Output the material word for word. Leave each picture out.
------ RECORDS SHOWN ------
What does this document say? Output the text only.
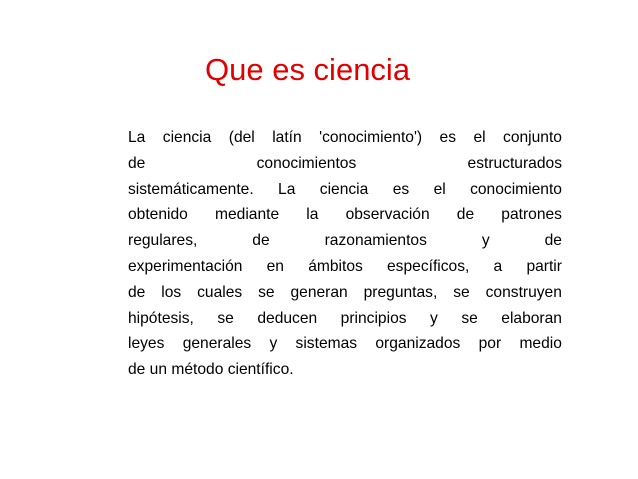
Que es ciencia
La ciencia (del latín 'conocimiento') es el conjunto
de	conocimientos	estructurados
sistemáticamente. La ciencia es el conocimiento
obtenido mediante la observación de patrones
regulares,	de	razonamientos	y	de
experimentación en ámbitos específicos, a partir
de los cuales se generan preguntas, se construyen
hipótesis, se deducen principios y se elaboran
leyes generales y sistemas organizados por medio
de un método científico.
------
■ **EXERCISE RESULT**
What does this document say? Output the text only.
Que es ciencia
La ciencia (del latín 'conocimiento') es el conjunto
de	conocimientos	estructurados
sistemáticamente. La ciencia es el conocimiento
obtenido mediante la observación de patrones
regulares,	de	razonamientos	y	de
experimentación en ámbitos específicos, a partir
de los cuales se generan preguntas, se construyen
hipótesis, se deducen principios y se elaboran
leyes generales y sistemas organizados por medio
de un método científico.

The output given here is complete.